## THE PROBLEM
Write down every entry below once more, exactly.

━━━━━ RECORDS PROVIDED ━━━━━

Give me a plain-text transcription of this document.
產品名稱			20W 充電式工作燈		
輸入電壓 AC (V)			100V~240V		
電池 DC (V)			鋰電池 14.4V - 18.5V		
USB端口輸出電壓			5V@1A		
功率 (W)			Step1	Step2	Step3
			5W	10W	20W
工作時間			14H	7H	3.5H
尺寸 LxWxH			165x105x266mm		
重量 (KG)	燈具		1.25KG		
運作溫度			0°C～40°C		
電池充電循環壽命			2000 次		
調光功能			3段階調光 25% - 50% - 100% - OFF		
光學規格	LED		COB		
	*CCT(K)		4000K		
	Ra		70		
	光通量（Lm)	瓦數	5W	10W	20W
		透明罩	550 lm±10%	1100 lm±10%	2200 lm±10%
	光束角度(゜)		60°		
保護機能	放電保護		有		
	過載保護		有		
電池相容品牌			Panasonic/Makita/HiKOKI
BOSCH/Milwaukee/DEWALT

━━━━━

## ANSWER FOR THE TASK
Give me a plain-text transcription of this document.
產品名稱			20W 充電式工作燈		
輸入電壓 AC (V)			100V~240V		
電池 DC (V)			鋰電池 14.4V - 18.5V		
USB端口輸出電壓			5V@1A		
功率 (W)			Step1	Step2	Step3
			5W	10W	20W
工作時間			14H	7H	3.5H
尺寸 LxWxH			165x105x266mm		
重量 (KG)	燈具		1.25KG		
運作溫度			0°C～40°C		
電池充電循環壽命			2000 次		
調光功能			3段階調光 25% - 50% - 100% - OFF		
光學規格	LED		COB		
	*CCT(K)		4000K		
	Ra		70		
	光通量（Lm)	瓦數	5W	10W	20W
		透明罩	550 lm±10%	1100 lm±10%	2200 lm±10%
	光束角度(゜)		60°		
保護機能	放電保護		有		
	過載保護		有		
電池相容品牌			Panasonic/Makita/HiKOKI
BOSCH/Milwaukee/DEWALT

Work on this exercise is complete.